● **Requirements**
Repeat what the lines below say, word for word, and skip every image.

● **Data rows**
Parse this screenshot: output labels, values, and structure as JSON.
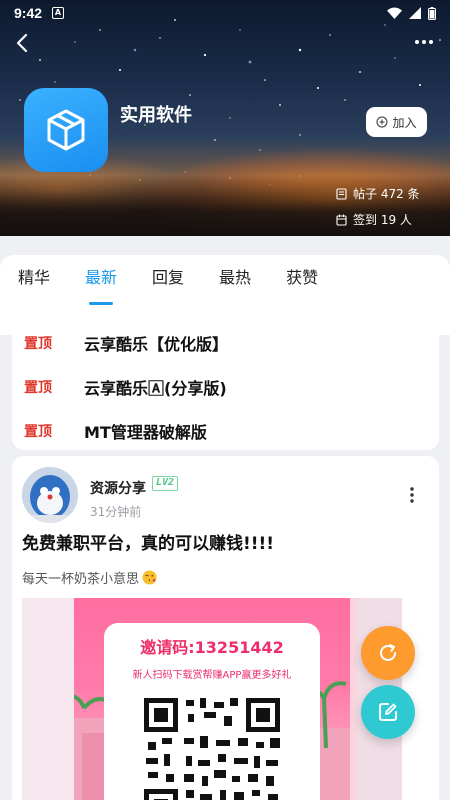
{
  "status_bar": {
    "time": "9:42",
    "notification_icon": "a-badge-icon"
  },
  "header": {
    "group_name": "实用软件",
    "join_label": "加入",
    "posts_stat": "帖子 472 条",
    "checkin_stat": "签到 19 人"
  },
  "tabs": [
    {
      "label": "精华",
      "active": false
    },
    {
      "label": "最新",
      "active": true
    },
    {
      "label": "回复",
      "active": false
    },
    {
      "label": "最热",
      "active": false
    },
    {
      "label": "获赞",
      "active": false
    }
  ],
  "pinned": [
    {
      "badge": "置顶",
      "title": "云享酷乐【优化版】"
    },
    {
      "badge": "置顶",
      "title": "云享酷乐🄰(分享版)"
    },
    {
      "badge": "置顶",
      "title": "MT管理器破解版"
    }
  ],
  "post": {
    "author": "资源分享",
    "level": "LV2",
    "time": "31分钟前",
    "title": "免费兼职平台，真的可以赚钱!!!!",
    "excerpt": "每天一杯奶茶小意思",
    "poster": {
      "invite_code": "邀请码:13251442",
      "invite_sub": "新人扫码下载赏帮赚APP赢更多好礼"
    }
  },
  "colors": {
    "accent": "#1a9be8",
    "pin_red": "#e0352b",
    "fab_refresh": "#ff9a2e",
    "fab_edit": "#2fc9d2",
    "app_icon": "#2a9ff8"
  }
}
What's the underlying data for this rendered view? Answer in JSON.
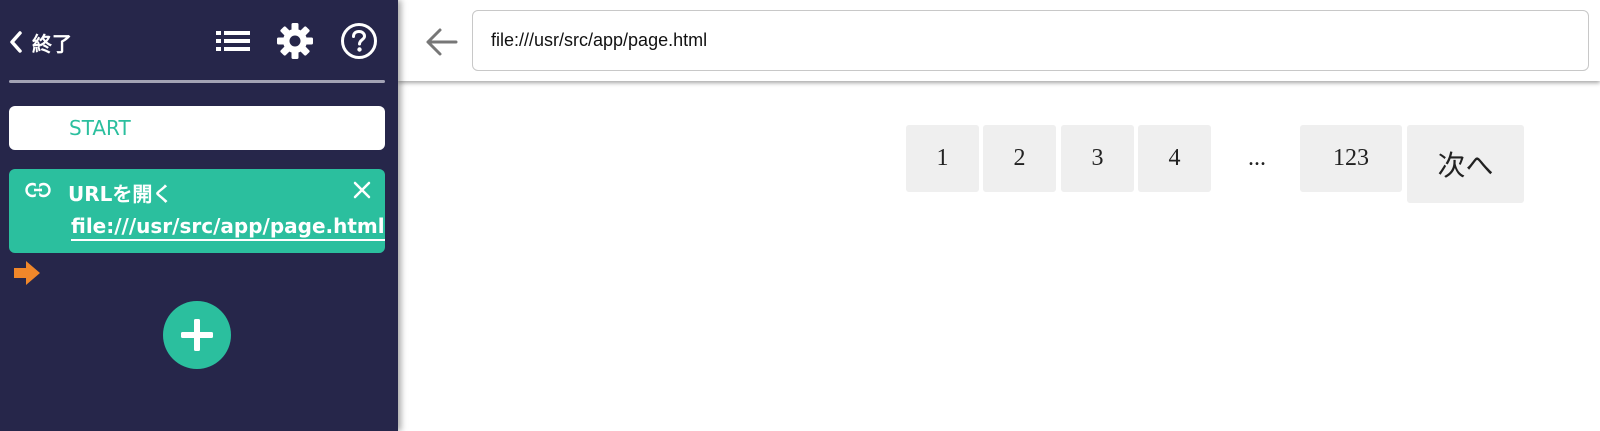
{
  "sidebar": {
    "exit_label": "終了",
    "icons": {
      "back": "chevron-left-icon",
      "list": "list-icon",
      "settings": "gear-icon",
      "help": "help-circle-icon"
    },
    "start_label": "START",
    "step": {
      "title": "URLを開く",
      "url": "file:///usr/src/app/page.html",
      "icon": "link-icon",
      "close_icon": "close-icon"
    },
    "pointer_icon": "arrow-right-icon",
    "add_icon": "plus-icon"
  },
  "browser": {
    "back_icon": "arrow-left-icon",
    "url": "file:///usr/src/app/page.html"
  },
  "pagination": {
    "pages": [
      "1",
      "2",
      "3",
      "4"
    ],
    "ellipsis": "...",
    "last_page": "123",
    "next_label": "次へ"
  },
  "colors": {
    "sidebar_bg": "#26264a",
    "accent": "#2bbf9e",
    "pointer": "#f0872a",
    "page_button_bg": "#efefef"
  }
}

● **Task response**
Parse this screenshot: output labels, values, and structure as JSON.
{
  "status_bar": {
    "time": "9:42",
    "notification_icon": "a-badge-icon"
  },
  "header": {
    "group_name": "实用软件",
    "join_label": "加入",
    "posts_stat": "帖子 472 条",
    "checkin_stat": "签到 19 人"
  },
  "tabs": [
    {
      "label": "精华",
      "active": false
    },
    {
      "label": "最新",
      "active": true
    },
    {
      "label": "回复",
      "active": false
    },
    {
      "label": "最热",
      "active": false
    },
    {
      "label": "获赞",
      "active": false
    }
  ],
  "pinned": [
    {
      "badge": "置顶",
      "title": "云享酷乐【优化版】"
    },
    {
      "badge": "置顶",
      "title": "云享酷乐🄰(分享版)"
    },
    {
      "badge": "置顶",
      "title": "MT管理器破解版"
    }
  ],
  "post": {
    "author": "资源分享",
    "level": "LV2",
    "time": "31分钟前",
    "title": "免费兼职平台，真的可以赚钱!!!!",
    "excerpt": "每天一杯奶茶小意思",
    "poster": {
      "invite_code": "邀请码:13251442",
      "invite_sub": "新人扫码下载赏帮赚APP赢更多好礼"
    }
  },
  "colors": {
    "accent": "#1a9be8",
    "pin_red": "#e0352b",
    "fab_refresh": "#ff9a2e",
    "fab_edit": "#2fc9d2",
    "app_icon": "#2a9ff8"
  }
}
What's the underlying data for this rendered view? Answer in JSON.
{
  "sidebar": {
    "exit_label": "終了",
    "icons": {
      "back": "chevron-left-icon",
      "list": "list-icon",
      "settings": "gear-icon",
      "help": "help-circle-icon"
    },
    "start_label": "START",
    "step": {
      "title": "URLを開く",
      "url": "file:///usr/src/app/page.html",
      "icon": "link-icon",
      "close_icon": "close-icon"
    },
    "pointer_icon": "arrow-right-icon",
    "add_icon": "plus-icon"
  },
  "browser": {
    "back_icon": "arrow-left-icon",
    "url": "file:///usr/src/app/page.html"
  },
  "pagination": {
    "pages": [
      "1",
      "2",
      "3",
      "4"
    ],
    "ellipsis": "...",
    "last_page": "123",
    "next_label": "次へ"
  },
  "colors": {
    "sidebar_bg": "#26264a",
    "accent": "#2bbf9e",
    "pointer": "#f0872a",
    "page_button_bg": "#efefef"
  }
}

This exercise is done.